[Figure record extracts]
▬▬▬
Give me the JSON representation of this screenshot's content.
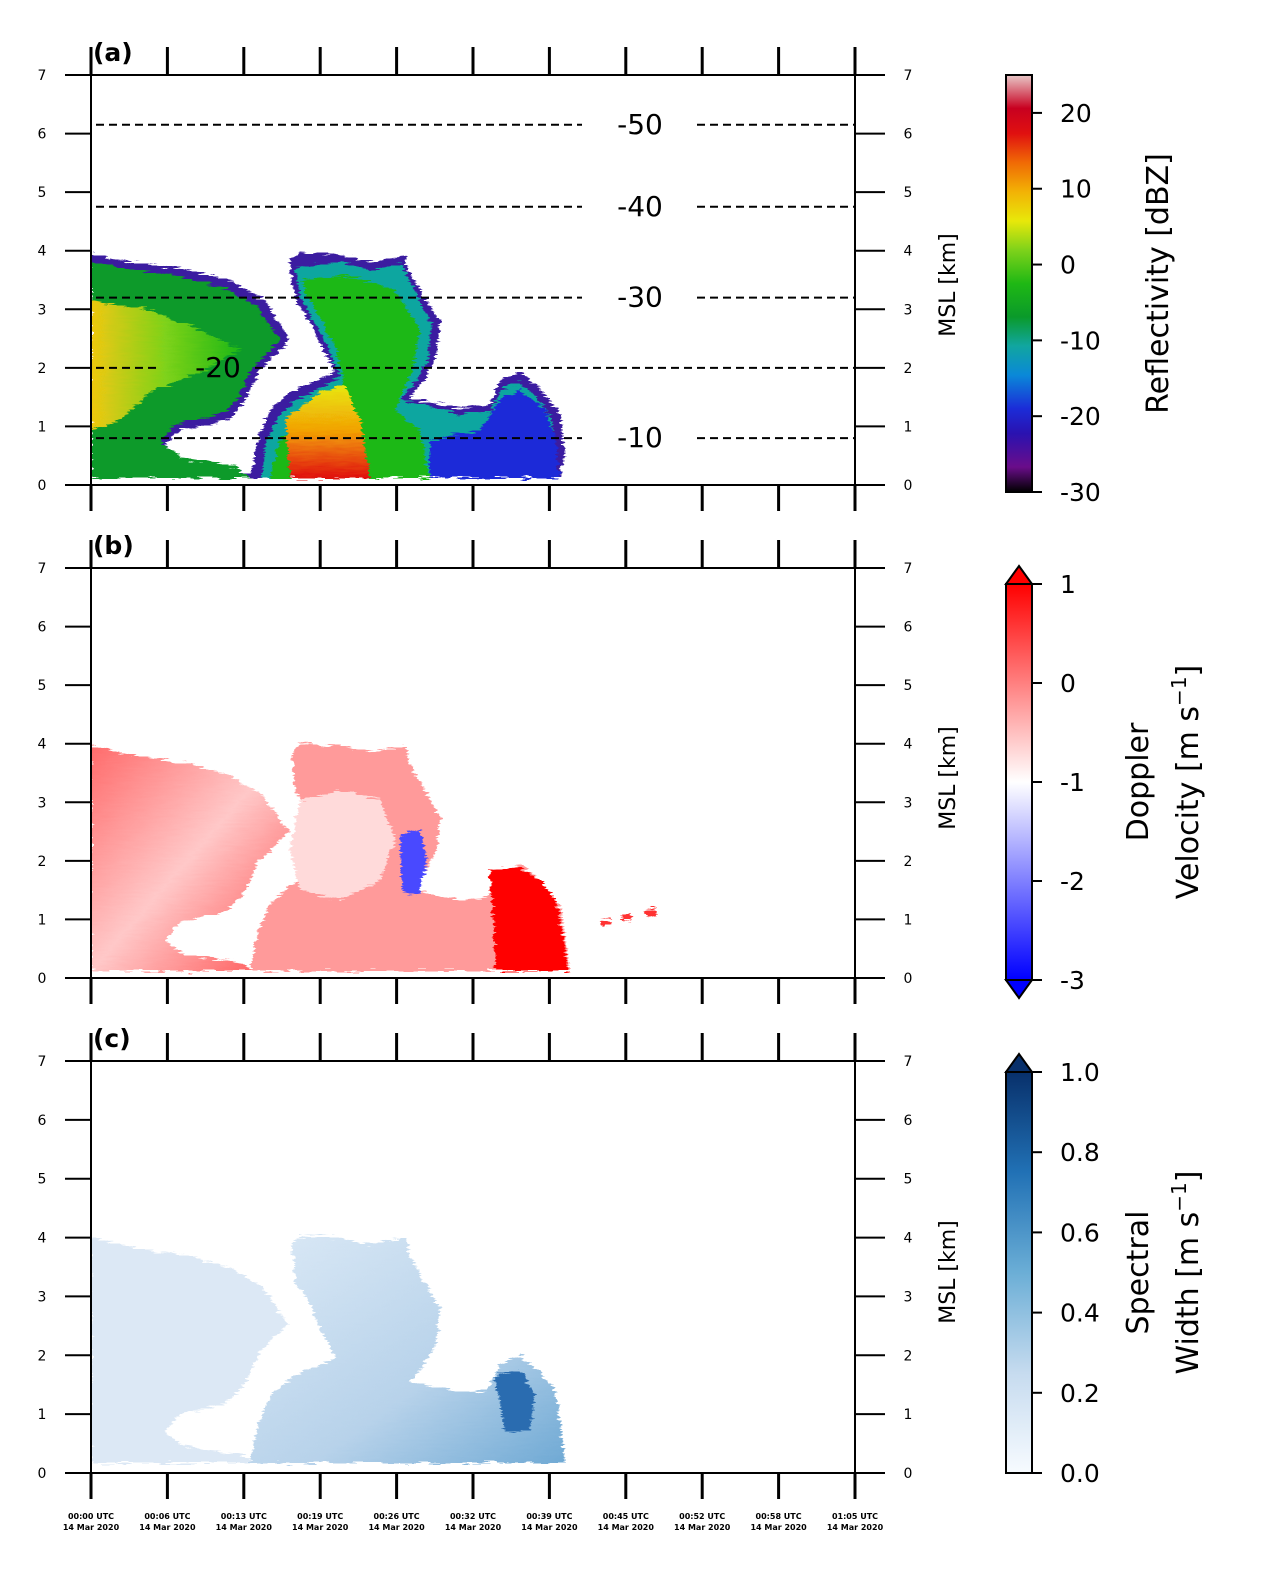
{
  "chart_data": [
    {
      "type": "heatmap",
      "panel_label": "(a)",
      "variable": "Reflectivity",
      "ylabel": "MSL [km]",
      "ylim": [
        0,
        7
      ],
      "yticks": [
        0,
        1,
        2,
        3,
        4,
        5,
        6,
        7
      ],
      "colorbar": {
        "label": "Reflectivity [dBZ]",
        "range": [
          -30,
          25
        ],
        "ticks": [
          -30,
          -20,
          -10,
          0,
          10,
          20
        ],
        "tick_labels": [
          "-30",
          "-20",
          "-10",
          "0",
          "10",
          "20"
        ],
        "extend": "none",
        "colormap": "pyart_NWSRef-like"
      },
      "isotherms": [
        {
          "label": "-10",
          "height_km": 0.8
        },
        {
          "label": "-20",
          "height_km": 2.0
        },
        {
          "label": "-30",
          "height_km": 3.2
        },
        {
          "label": "-40",
          "height_km": 4.75
        },
        {
          "label": "-50",
          "height_km": 6.15
        }
      ],
      "echo_top_km": 4.0,
      "echo_end_time_index": 7
    },
    {
      "type": "heatmap",
      "panel_label": "(b)",
      "variable": "Doppler Velocity",
      "ylabel": "MSL [km]",
      "ylim": [
        0,
        7
      ],
      "yticks": [
        0,
        1,
        2,
        3,
        4,
        5,
        6,
        7
      ],
      "colorbar": {
        "label_line1": "Doppler",
        "label_line2": "Velocity [m s",
        "label_sup": "−1",
        "label_end": "]",
        "range": [
          -3,
          1
        ],
        "ticks": [
          -3,
          -2,
          -1,
          0,
          1
        ],
        "tick_labels": [
          "-3",
          "-2",
          "-1",
          "0",
          "1"
        ],
        "extend": "both",
        "colormap": "bwr"
      }
    },
    {
      "type": "heatmap",
      "panel_label": "(c)",
      "variable": "Spectral Width",
      "ylabel": "MSL [km]",
      "ylim": [
        0,
        7
      ],
      "yticks": [
        0,
        1,
        2,
        3,
        4,
        5,
        6,
        7
      ],
      "colorbar": {
        "label_line1": "Spectral",
        "label_line2": "Width [m s",
        "label_sup": "−1",
        "label_end": "]",
        "range": [
          0.0,
          1.0
        ],
        "ticks": [
          0.0,
          0.2,
          0.4,
          0.6,
          0.8,
          1.0
        ],
        "tick_labels": [
          "0.0",
          "0.2",
          "0.4",
          "0.6",
          "0.8",
          "1.0"
        ],
        "extend": "max",
        "colormap": "Blues"
      }
    }
  ],
  "time_axis": {
    "labels": [
      "00:00 UTC",
      "00:06 UTC",
      "00:13 UTC",
      "00:19 UTC",
      "00:26 UTC",
      "00:32 UTC",
      "00:39 UTC",
      "00:45 UTC",
      "00:52 UTC",
      "00:58 UTC",
      "01:05 UTC"
    ],
    "date_label": "14 Mar 2020"
  },
  "colors": {
    "axis": "#000000",
    "isotherm": "#000000"
  }
}
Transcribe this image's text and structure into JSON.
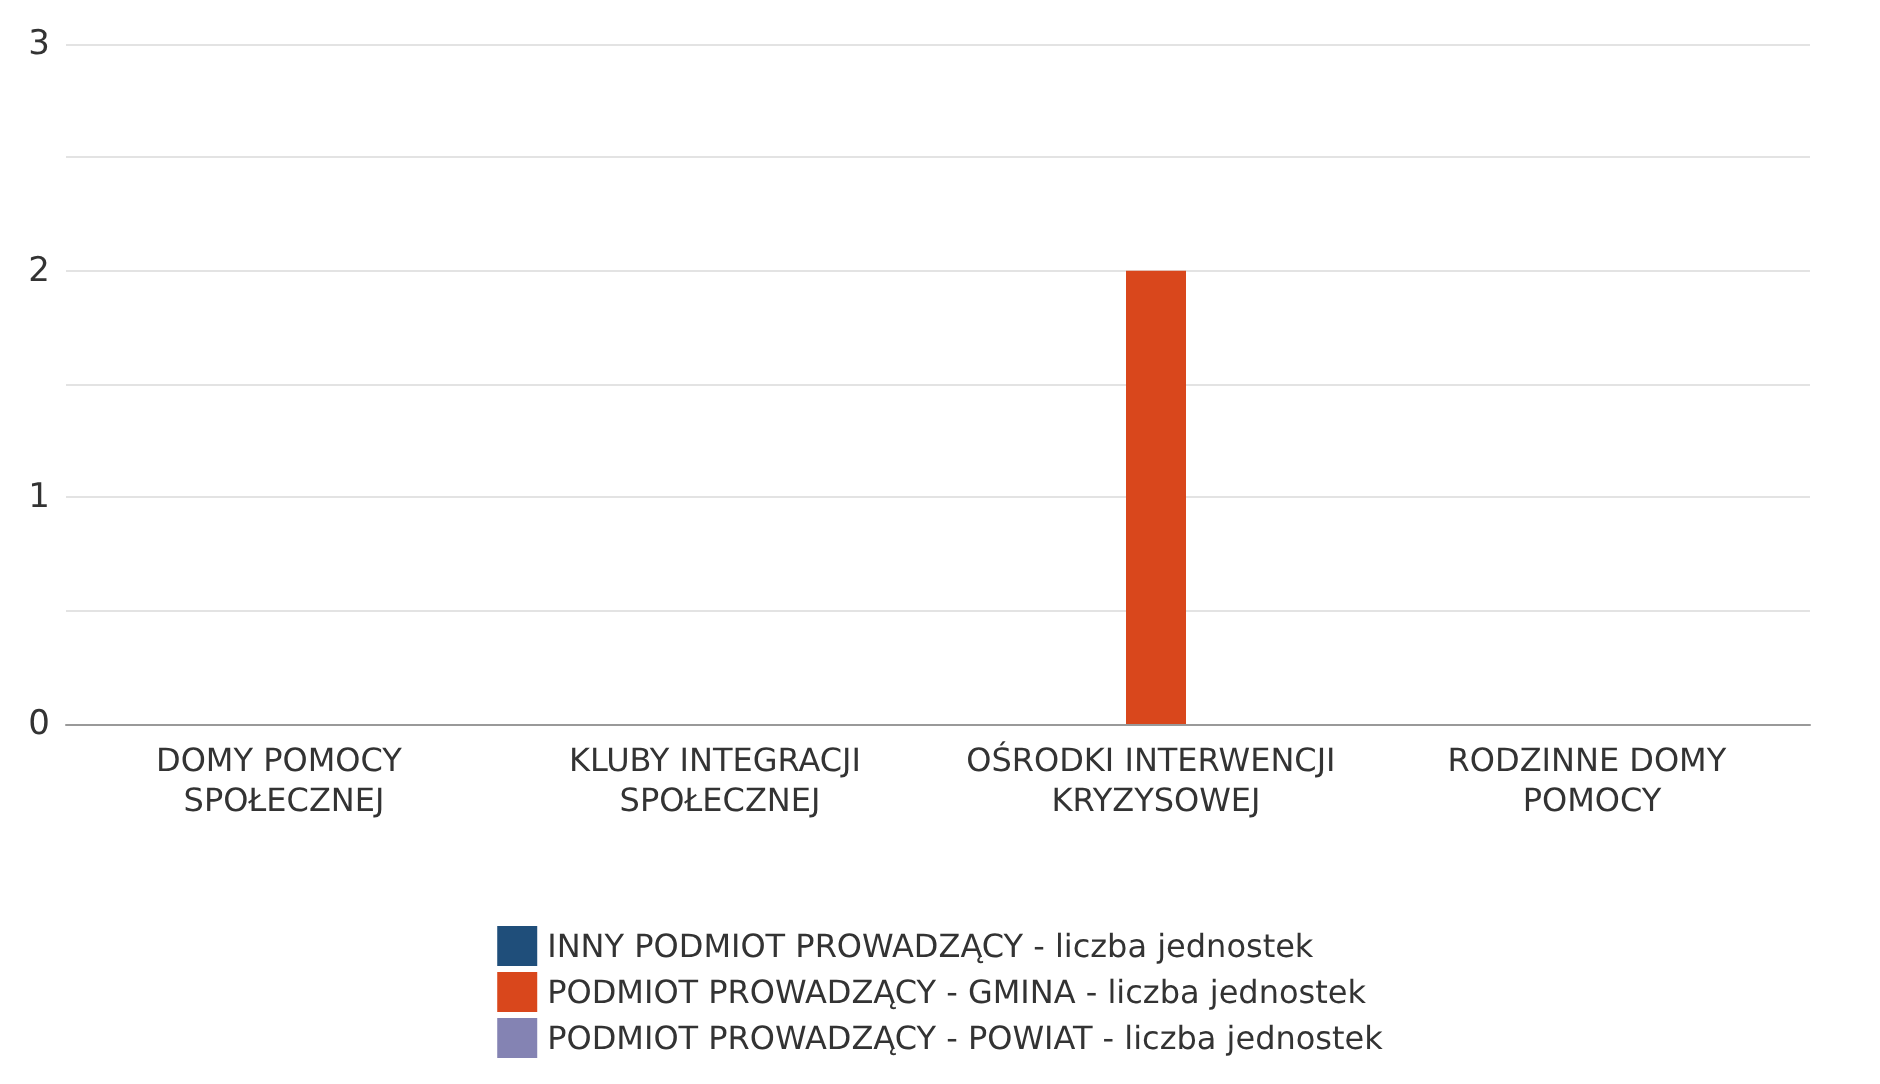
{
  "chart_data": {
    "type": "bar",
    "categories": [
      "DOMY POMOCY SPOŁECZNEJ",
      "KLUBY INTEGRACJI SPOŁECZNEJ",
      "OŚRODKI INTERWENCJI KRYZYSOWEJ",
      "RODZINNE DOMY POMOCY"
    ],
    "series": [
      {
        "name": "INNY PODMIOT PROWADZĄCY - liczba jednostek",
        "color": "#1f4e7a",
        "values": [
          0,
          0,
          0,
          0
        ]
      },
      {
        "name": "PODMIOT PROWADZĄCY - GMINA - liczba jednostek",
        "color": "#d9471c",
        "values": [
          0,
          0,
          2,
          0
        ]
      },
      {
        "name": "PODMIOT PROWADZĄCY - POWIAT - liczba jednostek",
        "color": "#8483b3",
        "values": [
          0,
          0,
          0,
          0
        ]
      }
    ],
    "ylim": [
      0,
      3
    ],
    "yticks": [
      0,
      1,
      2,
      3
    ],
    "grid": "y",
    "legend": "bottom"
  }
}
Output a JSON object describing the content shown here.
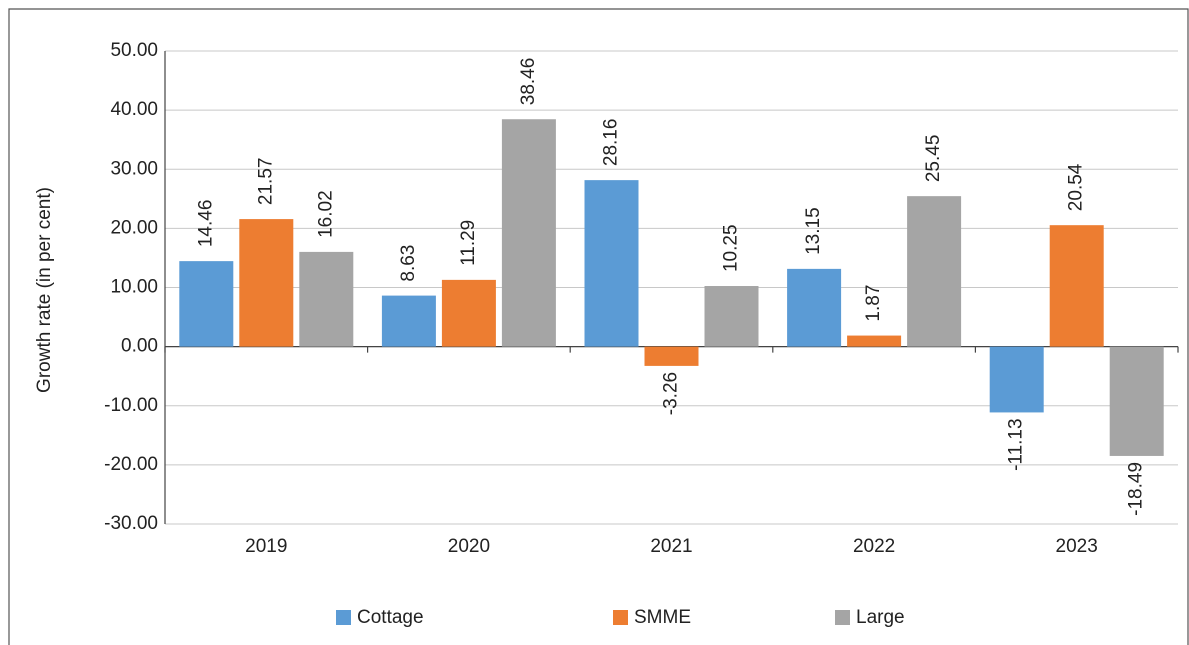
▬▬▬
### WRITTEN EXERCISE
Copy out each line of the material that holds the word "name".

### PROBLEM SOLUTION
        "name": "INNY PODMIOT PROWADZĄCY - liczba jednostek",
        "name": "PODMIOT PROWADZĄCY - GMINA - liczba jednostek",
        "name": "PODMIOT PROWADZĄCY - POWIAT - liczba jednostek",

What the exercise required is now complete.